Source data:
_ _ _ _ _
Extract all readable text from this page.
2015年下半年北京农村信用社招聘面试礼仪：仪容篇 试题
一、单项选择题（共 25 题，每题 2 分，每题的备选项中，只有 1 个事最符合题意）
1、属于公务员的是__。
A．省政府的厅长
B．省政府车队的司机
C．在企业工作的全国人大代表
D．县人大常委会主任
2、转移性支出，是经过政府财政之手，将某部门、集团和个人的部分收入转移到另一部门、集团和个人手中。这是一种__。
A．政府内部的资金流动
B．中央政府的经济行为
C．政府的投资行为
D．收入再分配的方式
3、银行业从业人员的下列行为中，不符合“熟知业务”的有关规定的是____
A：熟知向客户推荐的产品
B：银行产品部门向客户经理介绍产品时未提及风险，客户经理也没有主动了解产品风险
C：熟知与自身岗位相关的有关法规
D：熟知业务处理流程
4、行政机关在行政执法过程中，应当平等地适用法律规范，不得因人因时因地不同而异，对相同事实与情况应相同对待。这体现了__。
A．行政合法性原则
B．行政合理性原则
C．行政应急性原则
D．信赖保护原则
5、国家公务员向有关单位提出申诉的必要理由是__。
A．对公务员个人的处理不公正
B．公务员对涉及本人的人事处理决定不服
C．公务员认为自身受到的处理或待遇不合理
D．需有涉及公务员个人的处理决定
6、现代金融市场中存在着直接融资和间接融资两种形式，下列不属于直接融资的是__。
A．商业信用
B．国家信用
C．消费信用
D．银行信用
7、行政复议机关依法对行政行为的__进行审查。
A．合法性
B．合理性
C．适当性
_ _ _ _ _
# REQUIRED TASK
Reproduce the entries above in full, verbatim.

# WRITTEN RESPONSE
Extract all readable text from this page.
2015年下半年北京农村信用社招聘面试礼仪：仪容篇 试题
一、单项选择题（共 25 题，每题 2 分，每题的备选项中，只有 1 个事最符合题意）
1、属于公务员的是__。
A．省政府的厅长
B．省政府车队的司机
C．在企业工作的全国人大代表
D．县人大常委会主任
2、转移性支出，是经过政府财政之手，将某部门、集团和个人的部分收入转移到另一部门、集团和个人手中。这是一种__。
A．政府内部的资金流动
B．中央政府的经济行为
C．政府的投资行为
D．收入再分配的方式
3、银行业从业人员的下列行为中，不符合“熟知业务”的有关规定的是____
A：熟知向客户推荐的产品
B：银行产品部门向客户经理介绍产品时未提及风险，客户经理也没有主动了解产品风险
C：熟知与自身岗位相关的有关法规
D：熟知业务处理流程
4、行政机关在行政执法过程中，应当平等地适用法律规范，不得因人因时因地不同而异，对相同事实与情况应相同对待。这体现了__。
A．行政合法性原则
B．行政合理性原则
C．行政应急性原则
D．信赖保护原则
5、国家公务员向有关单位提出申诉的必要理由是__。
A．对公务员个人的处理不公正
B．公务员对涉及本人的人事处理决定不服
C．公务员认为自身受到的处理或待遇不合理
D．需有涉及公务员个人的处理决定
6、现代金融市场中存在着直接融资和间接融资两种形式，下列不属于直接融资的是__。
A．商业信用
B．国家信用
C．消费信用
D．银行信用
7、行政复议机关依法对行政行为的__进行审查。
A．合法性
B．合理性
C．适当性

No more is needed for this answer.